■ **Exercise directions**: Give back the entire listing verbatim.

[start]

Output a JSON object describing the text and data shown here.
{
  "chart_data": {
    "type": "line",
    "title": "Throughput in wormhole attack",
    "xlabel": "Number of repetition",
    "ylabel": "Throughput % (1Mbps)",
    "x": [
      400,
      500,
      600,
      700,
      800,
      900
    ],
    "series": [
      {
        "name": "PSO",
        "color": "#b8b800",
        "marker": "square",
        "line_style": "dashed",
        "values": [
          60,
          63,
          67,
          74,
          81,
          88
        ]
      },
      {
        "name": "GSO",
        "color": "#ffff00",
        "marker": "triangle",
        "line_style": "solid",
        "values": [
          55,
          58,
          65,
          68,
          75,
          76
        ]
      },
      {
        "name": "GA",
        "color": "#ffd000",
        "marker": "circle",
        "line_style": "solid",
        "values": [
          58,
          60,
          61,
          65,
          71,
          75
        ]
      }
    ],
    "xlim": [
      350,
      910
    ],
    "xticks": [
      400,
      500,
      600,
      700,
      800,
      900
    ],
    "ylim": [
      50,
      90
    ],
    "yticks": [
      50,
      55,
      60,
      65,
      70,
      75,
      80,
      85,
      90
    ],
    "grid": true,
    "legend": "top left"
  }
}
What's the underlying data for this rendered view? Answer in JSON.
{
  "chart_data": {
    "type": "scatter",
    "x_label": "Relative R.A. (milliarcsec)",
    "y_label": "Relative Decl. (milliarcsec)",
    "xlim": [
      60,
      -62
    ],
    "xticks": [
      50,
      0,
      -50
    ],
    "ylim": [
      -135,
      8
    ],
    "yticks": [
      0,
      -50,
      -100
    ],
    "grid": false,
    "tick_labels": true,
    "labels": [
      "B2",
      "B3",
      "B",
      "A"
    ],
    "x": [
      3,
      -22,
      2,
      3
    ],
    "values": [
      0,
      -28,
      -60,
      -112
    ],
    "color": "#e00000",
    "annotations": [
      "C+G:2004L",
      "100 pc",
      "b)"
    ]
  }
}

[end]

■ **Right answer**:
Output a JSON object describing the text and data shown here.
{
  "chart_data": {
    "type": "line",
    "title": "Throughput in wormhole attack",
    "xlabel": "Number of repetition",
    "ylabel": "Throughput % (1Mbps)",
    "x": [
      400,
      500,
      600,
      700,
      800,
      900
    ],
    "series": [
      {
        "name": "PSO",
        "color": "#b8b800",
        "marker": "square",
        "line_style": "dashed",
        "values": [
          60,
          63,
          67,
          74,
          81,
          88
        ]
      },
      {
        "name": "GSO",
        "color": "#ffff00",
        "marker": "triangle",
        "line_style": "solid",
        "values": [
          55,
          58,
          65,
          68,
          75,
          76
        ]
      },
      {
        "name": "GA",
        "color": "#ffd000",
        "marker": "circle",
        "line_style": "solid",
        "values": [
          58,
          60,
          61,
          65,
          71,
          75
        ]
      }
    ],
    "xlim": [
      350,
      910
    ],
    "xticks": [
      400,
      500,
      600,
      700,
      800,
      900
    ],
    "ylim": [
      50,
      90
    ],
    "yticks": [
      50,
      55,
      60,
      65,
      70,
      75,
      80,
      85,
      90
    ],
    "grid": true,
    "legend": "top left"
  }
}
What's the underlying data for this rendered view? Answer in JSON.
{
  "chart_data": {
    "type": "scatter",
    "x_label": "Relative R.A. (milliarcsec)",
    "y_label": "Relative Decl. (milliarcsec)",
    "xlim": [
      60,
      -62
    ],
    "xticks": [
      50,
      0,
      -50
    ],
    "ylim": [
      -135,
      8
    ],
    "yticks": [
      0,
      -50,
      -100
    ],
    "grid": false,
    "tick_labels": true,
    "labels": [
      "B2",
      "B3",
      "B",
      "A"
    ],
    "x": [
      3,
      -22,
      2,
      3
    ],
    "values": [
      0,
      -28,
      -60,
      -112
    ],
    "color": "#e00000",
    "annotations": [
      "C+G:2004L",
      "100 pc",
      "b)"
    ]
  }
}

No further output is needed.